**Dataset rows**
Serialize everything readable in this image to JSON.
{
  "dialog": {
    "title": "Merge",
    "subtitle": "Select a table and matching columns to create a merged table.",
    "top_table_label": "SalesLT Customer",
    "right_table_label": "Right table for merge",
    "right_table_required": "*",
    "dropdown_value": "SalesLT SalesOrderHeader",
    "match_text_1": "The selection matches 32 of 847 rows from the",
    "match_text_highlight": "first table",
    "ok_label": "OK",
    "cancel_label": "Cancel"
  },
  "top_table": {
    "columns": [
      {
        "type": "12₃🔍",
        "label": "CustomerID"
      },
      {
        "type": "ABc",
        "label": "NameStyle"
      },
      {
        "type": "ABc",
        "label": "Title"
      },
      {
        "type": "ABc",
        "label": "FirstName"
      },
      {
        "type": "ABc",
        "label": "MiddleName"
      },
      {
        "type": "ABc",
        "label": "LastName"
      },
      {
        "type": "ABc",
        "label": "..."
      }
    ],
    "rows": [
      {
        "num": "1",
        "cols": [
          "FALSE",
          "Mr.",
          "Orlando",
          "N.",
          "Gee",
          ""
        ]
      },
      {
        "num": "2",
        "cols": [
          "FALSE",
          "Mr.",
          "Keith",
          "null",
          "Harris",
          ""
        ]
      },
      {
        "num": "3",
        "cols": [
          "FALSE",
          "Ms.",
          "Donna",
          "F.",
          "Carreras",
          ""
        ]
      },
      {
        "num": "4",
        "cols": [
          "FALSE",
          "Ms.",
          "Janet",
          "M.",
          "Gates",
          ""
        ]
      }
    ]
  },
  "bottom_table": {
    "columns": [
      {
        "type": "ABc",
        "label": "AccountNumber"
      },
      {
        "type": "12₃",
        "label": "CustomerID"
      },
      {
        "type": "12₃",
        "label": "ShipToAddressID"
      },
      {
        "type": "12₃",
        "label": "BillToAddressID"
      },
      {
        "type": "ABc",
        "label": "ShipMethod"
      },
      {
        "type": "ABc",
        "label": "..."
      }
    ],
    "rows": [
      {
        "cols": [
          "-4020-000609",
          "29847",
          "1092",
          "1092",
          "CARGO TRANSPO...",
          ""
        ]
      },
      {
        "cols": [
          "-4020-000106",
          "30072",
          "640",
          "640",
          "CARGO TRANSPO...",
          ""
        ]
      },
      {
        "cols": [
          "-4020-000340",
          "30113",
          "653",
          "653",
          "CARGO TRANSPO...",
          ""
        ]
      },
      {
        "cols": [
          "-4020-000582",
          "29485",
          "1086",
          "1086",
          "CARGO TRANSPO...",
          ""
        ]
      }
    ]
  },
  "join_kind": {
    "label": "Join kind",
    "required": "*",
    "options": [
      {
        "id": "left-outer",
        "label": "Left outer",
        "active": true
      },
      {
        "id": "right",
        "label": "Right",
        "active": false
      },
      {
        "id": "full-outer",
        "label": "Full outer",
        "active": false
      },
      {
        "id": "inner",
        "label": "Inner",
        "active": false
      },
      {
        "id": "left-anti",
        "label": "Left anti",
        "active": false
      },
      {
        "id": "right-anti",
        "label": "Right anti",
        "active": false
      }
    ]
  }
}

**Task statement**
Write out all of the records once more, exactly.

**Task response**
Serialize everything readable in this image to JSON.
{
  "dialog": {
    "title": "Merge",
    "subtitle": "Select a table and matching columns to create a merged table.",
    "top_table_label": "SalesLT Customer",
    "right_table_label": "Right table for merge",
    "right_table_required": "*",
    "dropdown_value": "SalesLT SalesOrderHeader",
    "match_text_1": "The selection matches 32 of 847 rows from the",
    "match_text_highlight": "first table",
    "ok_label": "OK",
    "cancel_label": "Cancel"
  },
  "top_table": {
    "columns": [
      {
        "type": "12₃🔍",
        "label": "CustomerID"
      },
      {
        "type": "ABc",
        "label": "NameStyle"
      },
      {
        "type": "ABc",
        "label": "Title"
      },
      {
        "type": "ABc",
        "label": "FirstName"
      },
      {
        "type": "ABc",
        "label": "MiddleName"
      },
      {
        "type": "ABc",
        "label": "LastName"
      },
      {
        "type": "ABc",
        "label": "..."
      }
    ],
    "rows": [
      {
        "num": "1",
        "cols": [
          "FALSE",
          "Mr.",
          "Orlando",
          "N.",
          "Gee",
          ""
        ]
      },
      {
        "num": "2",
        "cols": [
          "FALSE",
          "Mr.",
          "Keith",
          "null",
          "Harris",
          ""
        ]
      },
      {
        "num": "3",
        "cols": [
          "FALSE",
          "Ms.",
          "Donna",
          "F.",
          "Carreras",
          ""
        ]
      },
      {
        "num": "4",
        "cols": [
          "FALSE",
          "Ms.",
          "Janet",
          "M.",
          "Gates",
          ""
        ]
      }
    ]
  },
  "bottom_table": {
    "columns": [
      {
        "type": "ABc",
        "label": "AccountNumber"
      },
      {
        "type": "12₃",
        "label": "CustomerID"
      },
      {
        "type": "12₃",
        "label": "ShipToAddressID"
      },
      {
        "type": "12₃",
        "label": "BillToAddressID"
      },
      {
        "type": "ABc",
        "label": "ShipMethod"
      },
      {
        "type": "ABc",
        "label": "..."
      }
    ],
    "rows": [
      {
        "cols": [
          "-4020-000609",
          "29847",
          "1092",
          "1092",
          "CARGO TRANSPO...",
          ""
        ]
      },
      {
        "cols": [
          "-4020-000106",
          "30072",
          "640",
          "640",
          "CARGO TRANSPO...",
          ""
        ]
      },
      {
        "cols": [
          "-4020-000340",
          "30113",
          "653",
          "653",
          "CARGO TRANSPO...",
          ""
        ]
      },
      {
        "cols": [
          "-4020-000582",
          "29485",
          "1086",
          "1086",
          "CARGO TRANSPO...",
          ""
        ]
      }
    ]
  },
  "join_kind": {
    "label": "Join kind",
    "required": "*",
    "options": [
      {
        "id": "left-outer",
        "label": "Left outer",
        "active": true
      },
      {
        "id": "right",
        "label": "Right",
        "active": false
      },
      {
        "id": "full-outer",
        "label": "Full outer",
        "active": false
      },
      {
        "id": "inner",
        "label": "Inner",
        "active": false
      },
      {
        "id": "left-anti",
        "label": "Left anti",
        "active": false
      },
      {
        "id": "right-anti",
        "label": "Right anti",
        "active": false
      }
    ]
  }
}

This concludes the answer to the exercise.